TASK PROMPT — Work out how many lines below contain "water". Provide only the figure.

[SOURCE MATERIAL — start]

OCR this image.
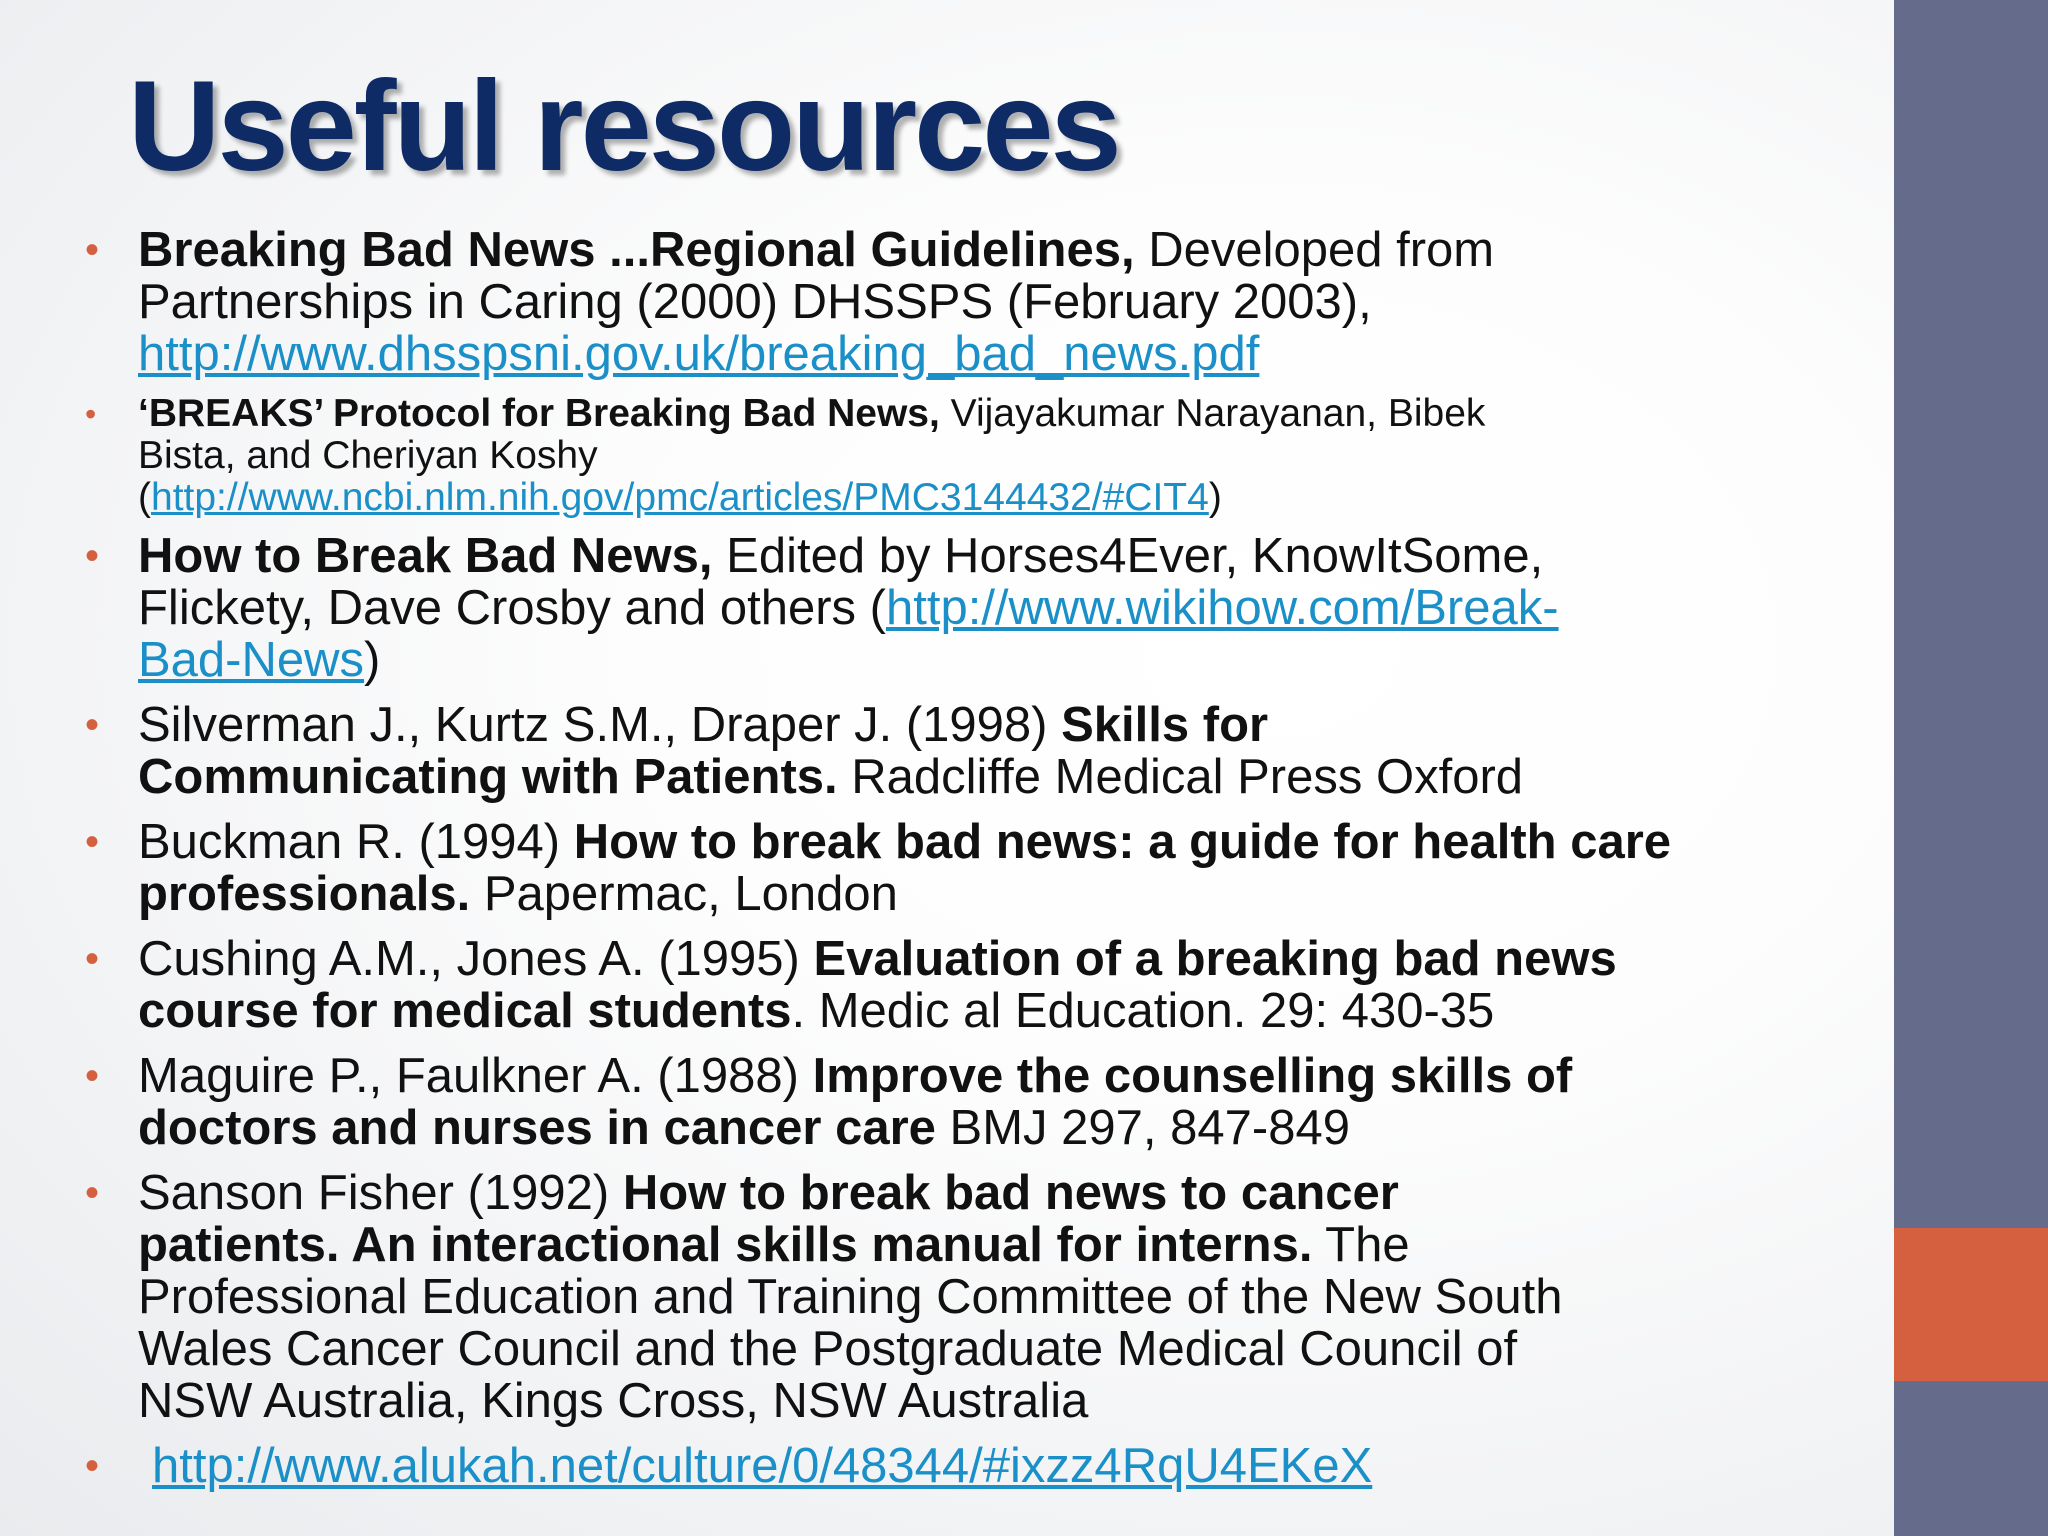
Useful resources
• Breaking Bad News ...Regional Guidelines, Developed from
Partnerships in Caring (2000) DHSSPS (February 2003),
http://www.dhsspsni.gov.uk/breaking_bad_news.pdf
• ‘BREAKS’ Protocol for Breaking Bad News, Vijayakumar Narayanan, Bibek
Bista, and Cheriyan Koshy
(http://www.ncbi.nlm.nih.gov/pmc/articles/PMC3144432/#CIT4)
• How to Break Bad News, Edited by Horses4Ever, KnowItSome,
Flickety, Dave Crosby and others (http://www.wikihow.com/Break-
Bad-News)
• Silverman J., Kurtz S.M., Draper J. (1998) Skills for
Communicating with Patients. Radcliffe Medical Press Oxford
• Buckman R. (1994) How to break bad news: a guide for health care
professionals. Papermac, London
• Cushing A.M., Jones A. (1995) Evaluation of a breaking bad news
course for medical students. Medic al Education. 29: 430-35
• Maguire P., Faulkner A. (1988) Improve the counselling skills of
doctors and nurses in cancer care BMJ 297, 847-849
• Sanson Fisher (1992) How to break bad news to cancer
patients. An interactional skills manual for interns. The
Professional Education and Training Committee of the New South
Wales Cancer Council and the Postgraduate Medical Council of
NSW Australia, Kings Cross, NSW Australia
• http://www.alukah.net/culture/0/48344/#ixzz4RqU4EKeX
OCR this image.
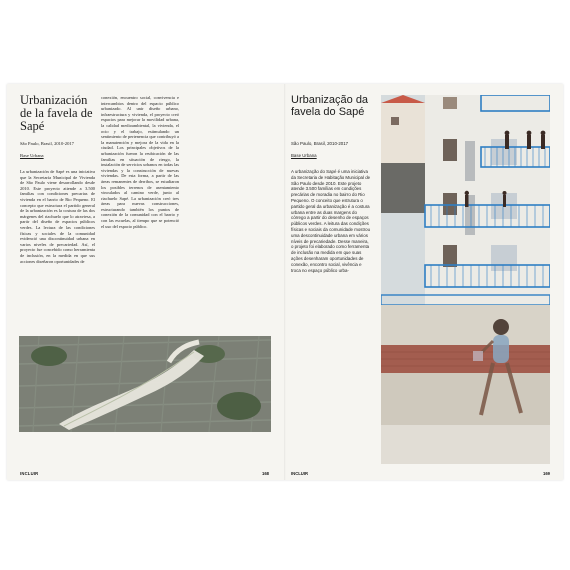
Urbanización de la favela de Sapé
São Paulo, Brasil, 2010-2017
Base Urbana

La urbanización de Sapé es una iniciativa que la Secretaría Municipal de Vivienda de São Paulo viene desarrollando desde 2010. Este proyecto atiende a 3.500 familias con condiciones precarias de vivienda en el barrio de Rio Pequeno. El concepto que estructura el partido general de la urbanización es la costura de las dos márgenes del riachuelo que lo atraviesa, a partir del diseño de espacios públicos verdes. La lectura de las condiciones físicas y sociales de la comunidad evidenció una discontinuidad urbana en varios niveles de precariedad. Así, el proyecto fue concebido como herramienta de inclusión, en la medida en que sus acciones diseñaron oportunidades de

conexión, encuentro social, convivencia e intercambios dentro del espacio público urbanizado. Al unir diseño urbano, infraestructura y vivienda, el proyecto creó espacios para mejorar la movilidad urbana, la calidad medioambiental, la vivienda, el ocio y el trabajo, estimulando un sentimiento de pertenencia que contribuyó a la manutención y mejora de la vida en la ciudad. Los principales objetivos de la urbanización fueron la reubicación de las familias en situación de riesgo, la instalación de servicios urbanos en todas las viviendas y la construcción de nuevas viviendas. De esta forma, a partir de las áreas remanentes de derribos, se estudiaron los posibles terrenos de asentamiento vinculados al camino verde, junto al riachuelo Sapé. La urbanización creó tres áreas para nuevas construcciones, estructurando también los puntos de conexión de la comunidad con el barrio y con las escuelas, al tiempo que se potenció el uso del espacio público.

INCLUIR	168
Urbanização da favela do Sapé
São Paulo, Brasil, 2010-2017
Base Urbana

A urbanização do Sapé é uma iniciativa da Secretaria de Habitação Municipal de São Paulo desde 2010. Este projeto atende 3.500 famílias em condições precárias de moradia no bairro do Rio Pequeno. O conceito que estrutura o partido geral da urbanização é a costura urbana entre as duas margens do córrego a partir do desenho de espaços públicos verdes. A leitura das condições físicas e sociais da comunidade mostrou uma descontinuidade urbana em vários níveis de precariedade. Desse maneira, o projeto foi elaborado como ferramenta de inclusão na medida em que suas ações desenharam oportunidades de conexão, encontro social, vivência e troca no espaço público urba-

INCLUIR	169
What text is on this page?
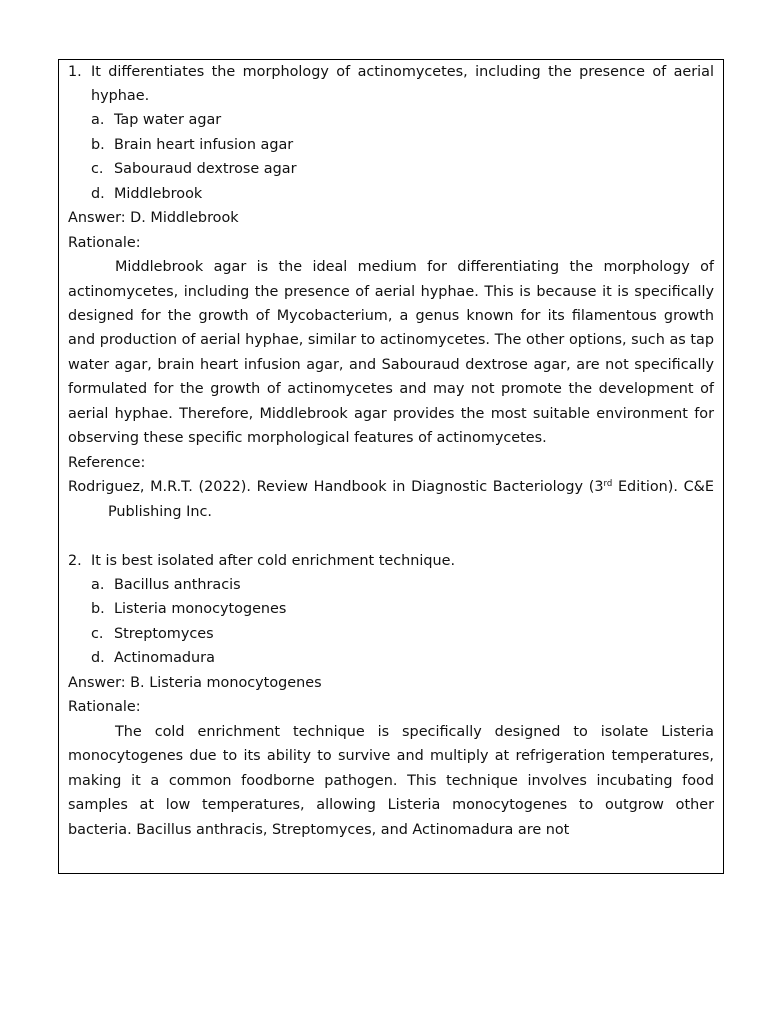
1. It differentiates the morphology of actinomycetes, including the presence of aerial hyphae.
a. Tap water agar
b. Brain heart infusion agar
c. Sabouraud dextrose agar
d. Middlebrook
Answer: D. Middlebrook
Rationale:
Middlebrook agar is the ideal medium for differentiating the morphology of actinomycetes, including the presence of aerial hyphae. This is because it is specifically designed for the growth of Mycobacterium, a genus known for its filamentous growth and production of aerial hyphae, similar to actinomycetes. The other options, such as tap water agar, brain heart infusion agar, and Sabouraud dextrose agar, are not specifically formulated for the growth of actinomycetes and may not promote the development of aerial hyphae. Therefore, Middlebrook agar provides the most suitable environment for observing these specific morphological features of actinomycetes.
Reference:
Rodriguez, M.R.T. (2022). Review Handbook in Diagnostic Bacteriology (3rd Edition). C&EPublishing Inc.
2. It is best isolated after cold enrichment technique.
a. Bacillus anthracis
b. Listeria monocytogenes
c. Streptomyces
d. Actinomadura
Answer: B. Listeria monocytogenes
Rationale:
The cold enrichment technique is specifically designed to isolate Listeria monocytogenes due to its ability to survive and multiply at refrigeration temperatures, making it a common foodborne pathogen. This technique involves incubating food samples at low temperatures, allowing Listeria monocytogenes to outgrow other bacteria. Bacillus anthracis, Streptomyces, and Actinomadura are not
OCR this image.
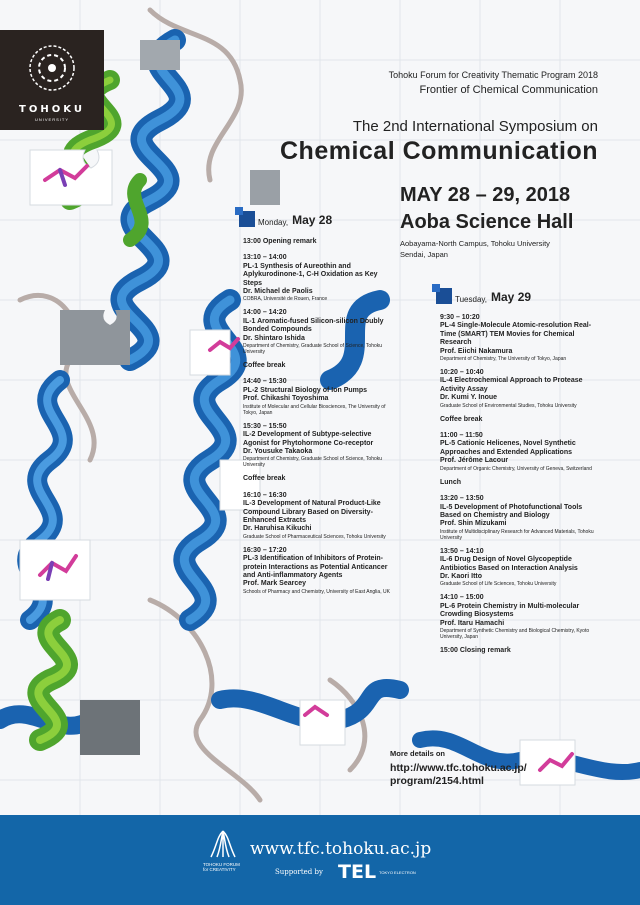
TOHOKU
UNIVERSITY
Tohoku Forum for Creativity Thematic Program 2018
Frontier of Chemical Communication
The 2nd International Symposium on
Chemical Communication
MAY 28 – 29, 2018
Aoba Science Hall
Aobayama-North Campus, Tohoku University
Sendai, Japan
Monday, May 28
13:00 Opening remark
13:10 – 14:00
PL-1 Synthesis of Aureothin and Aplykurodinone-1, C-H Oxidation as Key Steps
Dr. Michael de Paolis
COBRA, Université de Rouen, France
14:00 – 14:20
IL-1 Aromatic-fused Silicon-silicon Doubly Bonded Compounds
Dr. Shintaro Ishida
Department of Chemistry, Graduate School of Science, Tohoku University
Coffee break
14:40 – 15:30
PL-2 Structural Biology of Ion Pumps
Prof. Chikashi Toyoshima
Institute of Molecular and Cellular Biosciences, The University of Tokyo, Japan
15:30 – 15:50
IL-2 Development of Subtype-selective Agonist for Phytohormone Co-receptor
Dr. Yousuke Takaoka
Department of Chemistry, Graduate School of Science, Tohoku University
Coffee break
16:10 – 16:30
IL-3 Development of Natural Product-Like Compound Library Based on Diversity-Enhanced Extracts
Dr. Haruhisa Kikuchi
Graduate School of Pharmaceutical Sciences, Tohoku University
16:30 – 17:20
PL-3 Identification of Inhibitors of Protein-protein Interactions as Potential Anticancer and Anti-inflammatory Agents
Prof. Mark Searcey
Schools of Pharmacy and Chemistry, University of East Anglia, UK
Tuesday, May 29
9:30 – 10:20
PL-4 Single-Molecule Atomic-resolution Real-Time (SMART) TEM Movies for Chemical Research
Prof. Eiichi Nakamura
Department of Chemistry, The University of Tokyo, Japan
10:20 – 10:40
IL-4 Electrochemical Approach to Protease Activity Assay
Dr. Kumi Y. Inoue
Graduate School of Environmental Studies, Tohoku University
Coffee break
11:00 – 11:50
PL-5 Cationic Helicenes, Novel Synthetic Approaches and Extended Applications
Prof. Jérôme Lacour
Department of Organic Chemistry, University of Geneva, Switzerland
Lunch
13:20 – 13:50
IL-5 Development of Photofunctional Tools Based on Chemistry and Biology
Prof. Shin Mizukami
Institute of Multidisciplinary Research for Advanced Materials, Tohoku University
13:50 – 14:10
IL-6 Drug Design of Novel Glycopeptide Antibiotics Based on Interaction Analysis
Dr. Kaori Itto
Graduate School of Life Sciences, Tohoku University
14:10 – 15:00
PL-6 Protein Chemistry in Multi-molecular Crowding Biosystems
Prof. Itaru Hamachi
Department of Synthetic Chemistry and Biological Chemistry, Kyoto University, Japan
15:00 Closing remark
More details on
http://www.tfc.tohoku.ac.jp/
program/2154.html
TOHOKU FORUM
for CREATIVITY
www.tfc.tohoku.ac.jp
Supported by TEL TOKYO ELECTRON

[SOURCE MATERIAL — finish]

WRITTEN SOLUTION — 2